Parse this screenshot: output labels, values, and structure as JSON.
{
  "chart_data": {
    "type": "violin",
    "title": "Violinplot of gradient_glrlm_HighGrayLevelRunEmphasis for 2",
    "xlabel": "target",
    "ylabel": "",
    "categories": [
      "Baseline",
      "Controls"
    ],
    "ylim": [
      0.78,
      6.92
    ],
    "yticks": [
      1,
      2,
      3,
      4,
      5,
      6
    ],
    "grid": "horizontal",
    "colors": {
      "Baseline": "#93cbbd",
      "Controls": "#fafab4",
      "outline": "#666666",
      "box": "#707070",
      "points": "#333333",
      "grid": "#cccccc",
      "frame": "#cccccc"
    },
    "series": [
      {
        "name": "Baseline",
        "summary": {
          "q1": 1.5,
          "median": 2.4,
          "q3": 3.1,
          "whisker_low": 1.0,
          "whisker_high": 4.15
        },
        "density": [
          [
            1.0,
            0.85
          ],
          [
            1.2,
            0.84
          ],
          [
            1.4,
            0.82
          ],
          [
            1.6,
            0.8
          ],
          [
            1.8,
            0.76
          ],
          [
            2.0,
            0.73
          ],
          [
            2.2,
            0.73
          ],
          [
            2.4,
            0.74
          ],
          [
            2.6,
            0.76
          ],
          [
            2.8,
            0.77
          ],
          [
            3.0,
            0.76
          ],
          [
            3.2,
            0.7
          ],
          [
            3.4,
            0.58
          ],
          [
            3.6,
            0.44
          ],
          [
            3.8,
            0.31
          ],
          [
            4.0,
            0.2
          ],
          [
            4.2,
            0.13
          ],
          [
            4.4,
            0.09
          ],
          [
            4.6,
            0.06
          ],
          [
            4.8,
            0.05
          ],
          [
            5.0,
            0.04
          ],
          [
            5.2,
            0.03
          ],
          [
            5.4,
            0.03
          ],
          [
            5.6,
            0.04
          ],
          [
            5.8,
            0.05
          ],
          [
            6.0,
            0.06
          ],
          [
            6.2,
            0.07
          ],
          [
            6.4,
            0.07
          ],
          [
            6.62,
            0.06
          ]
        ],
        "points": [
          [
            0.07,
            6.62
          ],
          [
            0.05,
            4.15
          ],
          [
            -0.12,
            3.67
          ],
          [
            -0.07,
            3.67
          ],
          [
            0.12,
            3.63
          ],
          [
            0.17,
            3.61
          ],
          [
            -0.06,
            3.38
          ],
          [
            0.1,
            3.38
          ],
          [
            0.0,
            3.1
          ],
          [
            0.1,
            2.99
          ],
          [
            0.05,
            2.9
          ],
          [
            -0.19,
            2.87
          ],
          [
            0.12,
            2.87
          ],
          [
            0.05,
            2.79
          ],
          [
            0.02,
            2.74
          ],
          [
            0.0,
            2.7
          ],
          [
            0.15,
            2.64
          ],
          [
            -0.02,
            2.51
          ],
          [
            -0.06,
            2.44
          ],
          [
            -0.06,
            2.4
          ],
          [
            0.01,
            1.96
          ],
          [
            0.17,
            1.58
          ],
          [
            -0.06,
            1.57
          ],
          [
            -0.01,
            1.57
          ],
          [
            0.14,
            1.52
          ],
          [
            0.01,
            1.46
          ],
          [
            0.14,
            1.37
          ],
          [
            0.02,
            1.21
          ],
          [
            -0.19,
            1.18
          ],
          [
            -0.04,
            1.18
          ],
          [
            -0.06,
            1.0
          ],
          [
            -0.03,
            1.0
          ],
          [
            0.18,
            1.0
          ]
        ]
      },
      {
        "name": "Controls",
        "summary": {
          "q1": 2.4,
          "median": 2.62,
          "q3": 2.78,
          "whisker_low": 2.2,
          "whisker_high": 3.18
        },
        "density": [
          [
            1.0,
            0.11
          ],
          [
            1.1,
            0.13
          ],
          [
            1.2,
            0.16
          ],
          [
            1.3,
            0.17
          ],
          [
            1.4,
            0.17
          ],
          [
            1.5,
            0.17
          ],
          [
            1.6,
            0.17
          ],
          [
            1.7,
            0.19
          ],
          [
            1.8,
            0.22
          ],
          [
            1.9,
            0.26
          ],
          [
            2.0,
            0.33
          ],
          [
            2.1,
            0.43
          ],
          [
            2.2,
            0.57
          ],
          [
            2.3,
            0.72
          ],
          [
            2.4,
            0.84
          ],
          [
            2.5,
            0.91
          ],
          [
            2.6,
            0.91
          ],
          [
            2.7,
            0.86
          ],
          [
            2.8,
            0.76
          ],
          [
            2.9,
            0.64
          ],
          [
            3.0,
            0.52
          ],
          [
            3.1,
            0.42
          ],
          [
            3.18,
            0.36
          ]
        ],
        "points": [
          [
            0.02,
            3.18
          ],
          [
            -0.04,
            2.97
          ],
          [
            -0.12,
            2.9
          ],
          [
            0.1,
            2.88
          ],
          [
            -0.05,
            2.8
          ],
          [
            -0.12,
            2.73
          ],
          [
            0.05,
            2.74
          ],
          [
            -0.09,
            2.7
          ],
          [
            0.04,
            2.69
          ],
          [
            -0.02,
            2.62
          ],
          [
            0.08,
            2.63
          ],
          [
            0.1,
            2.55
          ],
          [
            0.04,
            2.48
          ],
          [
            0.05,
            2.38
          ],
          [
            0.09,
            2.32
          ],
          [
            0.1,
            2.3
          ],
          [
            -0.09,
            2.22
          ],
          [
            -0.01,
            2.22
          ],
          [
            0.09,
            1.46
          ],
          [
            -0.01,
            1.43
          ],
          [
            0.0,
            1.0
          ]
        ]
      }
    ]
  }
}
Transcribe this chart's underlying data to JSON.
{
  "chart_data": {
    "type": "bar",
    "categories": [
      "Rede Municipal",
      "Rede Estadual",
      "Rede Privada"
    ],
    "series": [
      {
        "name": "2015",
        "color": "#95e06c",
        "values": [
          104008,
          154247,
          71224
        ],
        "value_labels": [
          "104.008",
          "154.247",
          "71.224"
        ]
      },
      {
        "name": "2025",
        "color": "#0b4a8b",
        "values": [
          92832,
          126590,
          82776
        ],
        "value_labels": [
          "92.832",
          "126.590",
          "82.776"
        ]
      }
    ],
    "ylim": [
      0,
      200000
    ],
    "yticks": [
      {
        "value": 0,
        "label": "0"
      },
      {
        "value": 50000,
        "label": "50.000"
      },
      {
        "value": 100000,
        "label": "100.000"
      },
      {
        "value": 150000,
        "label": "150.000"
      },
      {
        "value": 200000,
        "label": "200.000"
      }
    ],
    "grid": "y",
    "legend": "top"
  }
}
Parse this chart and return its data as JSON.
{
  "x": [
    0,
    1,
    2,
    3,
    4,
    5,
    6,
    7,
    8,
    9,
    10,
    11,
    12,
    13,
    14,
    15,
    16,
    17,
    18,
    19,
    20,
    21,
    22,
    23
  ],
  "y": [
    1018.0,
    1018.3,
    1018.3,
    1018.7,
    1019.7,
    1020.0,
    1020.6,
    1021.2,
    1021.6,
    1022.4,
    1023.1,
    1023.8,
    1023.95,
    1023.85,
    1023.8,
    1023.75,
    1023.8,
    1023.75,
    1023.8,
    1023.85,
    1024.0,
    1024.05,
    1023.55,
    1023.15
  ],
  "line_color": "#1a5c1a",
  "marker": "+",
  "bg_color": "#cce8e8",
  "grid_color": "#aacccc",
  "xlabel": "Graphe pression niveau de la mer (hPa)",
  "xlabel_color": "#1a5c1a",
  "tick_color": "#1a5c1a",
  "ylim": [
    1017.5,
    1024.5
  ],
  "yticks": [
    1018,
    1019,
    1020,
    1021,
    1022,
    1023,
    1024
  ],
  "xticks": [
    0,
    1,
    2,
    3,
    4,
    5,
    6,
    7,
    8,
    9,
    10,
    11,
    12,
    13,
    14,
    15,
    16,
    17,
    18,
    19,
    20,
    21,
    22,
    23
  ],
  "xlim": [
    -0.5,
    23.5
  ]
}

++++++++

Stated goal:
Search the records for the word "name", then list every line that has it.

Final answer:
        "name": "Baseline",
        "name": "Controls",
        "name": "2015",
        "name": "2025",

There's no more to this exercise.